Data listing Start Marker

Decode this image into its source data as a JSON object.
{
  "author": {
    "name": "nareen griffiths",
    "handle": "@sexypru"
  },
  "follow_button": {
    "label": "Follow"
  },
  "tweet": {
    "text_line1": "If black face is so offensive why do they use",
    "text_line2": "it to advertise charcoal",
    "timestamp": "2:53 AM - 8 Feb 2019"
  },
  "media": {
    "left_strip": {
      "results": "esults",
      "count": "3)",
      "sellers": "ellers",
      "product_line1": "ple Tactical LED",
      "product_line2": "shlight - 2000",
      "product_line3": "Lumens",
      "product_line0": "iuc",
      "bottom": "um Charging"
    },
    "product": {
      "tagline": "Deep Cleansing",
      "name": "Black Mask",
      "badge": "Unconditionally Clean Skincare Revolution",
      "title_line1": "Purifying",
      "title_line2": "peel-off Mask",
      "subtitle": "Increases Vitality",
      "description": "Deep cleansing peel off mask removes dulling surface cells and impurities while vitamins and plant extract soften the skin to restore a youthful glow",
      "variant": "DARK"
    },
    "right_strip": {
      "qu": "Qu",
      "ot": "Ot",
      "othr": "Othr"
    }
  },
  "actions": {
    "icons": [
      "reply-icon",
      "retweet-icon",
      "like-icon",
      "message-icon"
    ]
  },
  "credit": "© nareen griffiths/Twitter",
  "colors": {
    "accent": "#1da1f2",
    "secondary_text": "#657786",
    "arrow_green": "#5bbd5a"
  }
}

Data listing End Marker
Data listing Start Marker

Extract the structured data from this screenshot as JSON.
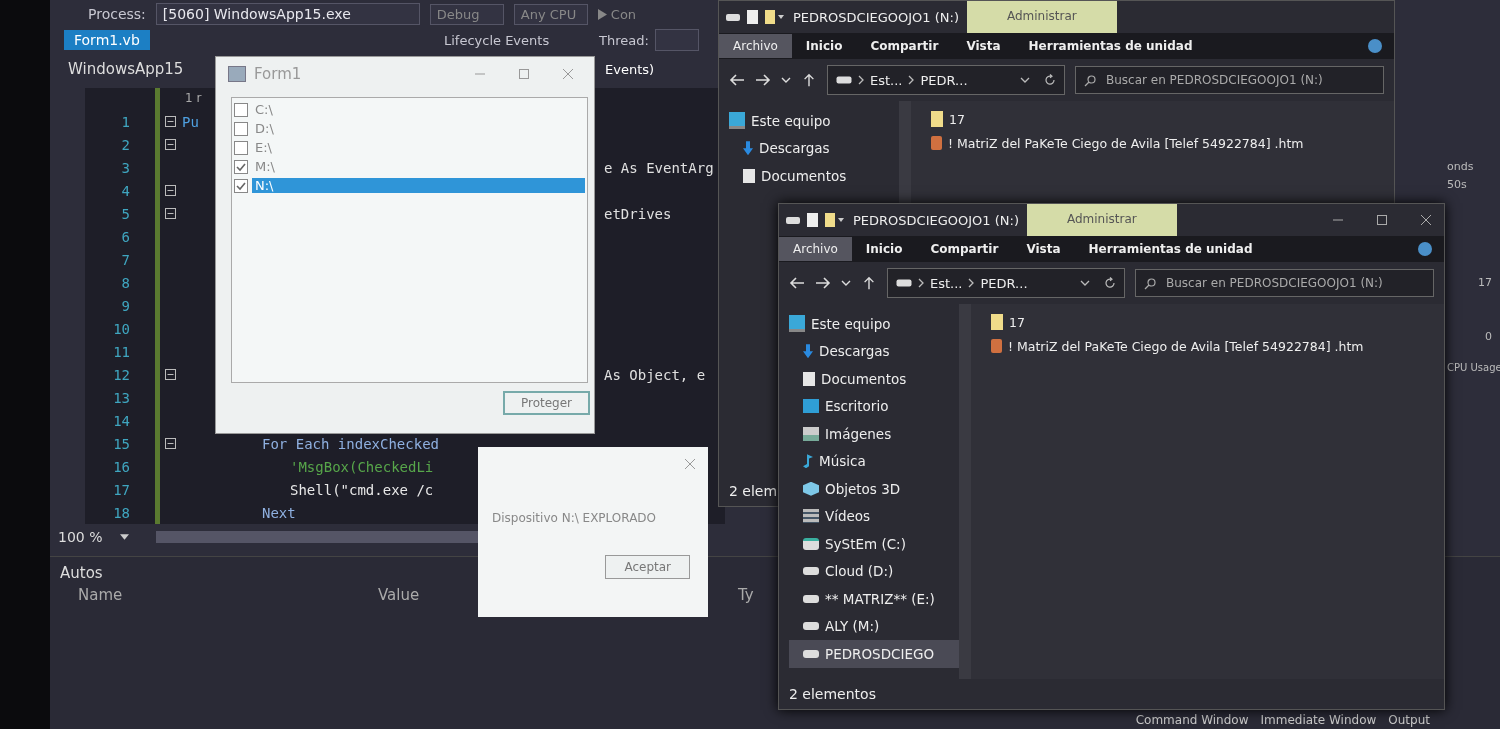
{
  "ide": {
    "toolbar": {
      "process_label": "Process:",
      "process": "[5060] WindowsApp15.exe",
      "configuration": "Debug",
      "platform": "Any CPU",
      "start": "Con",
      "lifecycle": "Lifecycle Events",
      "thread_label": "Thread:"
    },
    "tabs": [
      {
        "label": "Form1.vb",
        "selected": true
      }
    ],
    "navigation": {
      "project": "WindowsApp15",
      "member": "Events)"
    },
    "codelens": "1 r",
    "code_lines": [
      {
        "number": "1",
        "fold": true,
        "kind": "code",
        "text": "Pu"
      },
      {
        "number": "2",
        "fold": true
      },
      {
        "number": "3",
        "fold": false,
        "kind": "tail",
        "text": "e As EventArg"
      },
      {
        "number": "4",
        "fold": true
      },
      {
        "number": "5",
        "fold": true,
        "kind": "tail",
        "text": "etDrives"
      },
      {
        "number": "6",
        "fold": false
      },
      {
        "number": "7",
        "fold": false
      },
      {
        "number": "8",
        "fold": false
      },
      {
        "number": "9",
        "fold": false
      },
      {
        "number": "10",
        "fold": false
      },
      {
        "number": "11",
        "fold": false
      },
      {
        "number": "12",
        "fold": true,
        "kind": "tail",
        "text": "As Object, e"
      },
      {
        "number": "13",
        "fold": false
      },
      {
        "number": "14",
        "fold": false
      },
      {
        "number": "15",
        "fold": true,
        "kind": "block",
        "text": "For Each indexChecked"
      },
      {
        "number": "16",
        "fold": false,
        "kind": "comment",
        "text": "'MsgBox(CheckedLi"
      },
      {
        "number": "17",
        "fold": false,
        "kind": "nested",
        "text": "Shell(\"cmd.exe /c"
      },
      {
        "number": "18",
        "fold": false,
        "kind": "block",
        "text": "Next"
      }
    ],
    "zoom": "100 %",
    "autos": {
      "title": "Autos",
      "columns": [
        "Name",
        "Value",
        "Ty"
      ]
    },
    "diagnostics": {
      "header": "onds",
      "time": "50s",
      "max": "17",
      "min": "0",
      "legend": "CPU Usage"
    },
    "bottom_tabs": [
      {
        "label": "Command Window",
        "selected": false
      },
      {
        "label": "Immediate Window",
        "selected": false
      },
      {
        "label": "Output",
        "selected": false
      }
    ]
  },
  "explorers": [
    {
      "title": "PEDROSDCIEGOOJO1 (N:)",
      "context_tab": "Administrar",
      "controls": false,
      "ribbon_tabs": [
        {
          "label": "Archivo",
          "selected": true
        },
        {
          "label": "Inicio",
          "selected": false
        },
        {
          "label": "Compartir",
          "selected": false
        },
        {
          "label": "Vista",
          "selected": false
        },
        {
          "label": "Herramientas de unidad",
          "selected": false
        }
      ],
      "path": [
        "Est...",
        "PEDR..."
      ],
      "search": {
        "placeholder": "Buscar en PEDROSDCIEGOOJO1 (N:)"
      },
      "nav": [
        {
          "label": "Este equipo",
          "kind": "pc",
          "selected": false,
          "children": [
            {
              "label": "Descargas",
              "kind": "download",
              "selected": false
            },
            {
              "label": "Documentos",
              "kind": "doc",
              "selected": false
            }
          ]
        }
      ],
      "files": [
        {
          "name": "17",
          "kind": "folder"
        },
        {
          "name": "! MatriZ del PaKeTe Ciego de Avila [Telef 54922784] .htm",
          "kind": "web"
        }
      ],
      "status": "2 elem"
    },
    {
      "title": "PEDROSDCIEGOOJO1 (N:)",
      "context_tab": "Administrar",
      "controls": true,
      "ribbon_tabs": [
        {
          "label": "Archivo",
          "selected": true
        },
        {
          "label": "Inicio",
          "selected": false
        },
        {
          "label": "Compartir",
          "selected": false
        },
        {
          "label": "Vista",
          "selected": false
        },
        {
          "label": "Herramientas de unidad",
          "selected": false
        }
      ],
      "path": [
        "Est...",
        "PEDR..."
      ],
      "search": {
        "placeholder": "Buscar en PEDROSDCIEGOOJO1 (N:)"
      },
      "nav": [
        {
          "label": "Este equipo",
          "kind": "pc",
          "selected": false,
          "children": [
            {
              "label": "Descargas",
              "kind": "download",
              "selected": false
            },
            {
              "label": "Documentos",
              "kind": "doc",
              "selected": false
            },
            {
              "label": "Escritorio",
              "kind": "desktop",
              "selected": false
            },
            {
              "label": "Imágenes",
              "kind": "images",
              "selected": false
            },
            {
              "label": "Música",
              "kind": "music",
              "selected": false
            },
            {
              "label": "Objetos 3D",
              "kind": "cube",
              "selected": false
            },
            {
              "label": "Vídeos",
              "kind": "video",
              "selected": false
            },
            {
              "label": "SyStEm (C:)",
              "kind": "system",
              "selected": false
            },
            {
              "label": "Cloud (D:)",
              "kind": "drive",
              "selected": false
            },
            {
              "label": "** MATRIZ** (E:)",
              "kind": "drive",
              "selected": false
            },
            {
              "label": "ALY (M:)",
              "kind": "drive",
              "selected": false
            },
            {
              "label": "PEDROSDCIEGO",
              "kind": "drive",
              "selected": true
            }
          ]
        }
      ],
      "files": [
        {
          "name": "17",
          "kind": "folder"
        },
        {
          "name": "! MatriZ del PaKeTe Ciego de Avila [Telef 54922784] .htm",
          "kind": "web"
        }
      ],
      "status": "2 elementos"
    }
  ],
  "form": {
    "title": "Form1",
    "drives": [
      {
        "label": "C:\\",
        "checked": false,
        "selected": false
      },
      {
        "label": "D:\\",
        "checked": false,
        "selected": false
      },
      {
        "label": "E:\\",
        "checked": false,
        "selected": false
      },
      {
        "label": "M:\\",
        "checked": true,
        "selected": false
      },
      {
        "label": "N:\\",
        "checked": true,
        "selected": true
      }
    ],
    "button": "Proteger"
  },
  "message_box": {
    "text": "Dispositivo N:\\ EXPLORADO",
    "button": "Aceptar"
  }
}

Data listing End Marker

What you should do
Line count for "nareen": report how many lines in the data above include it, with no other words.

Final answer
2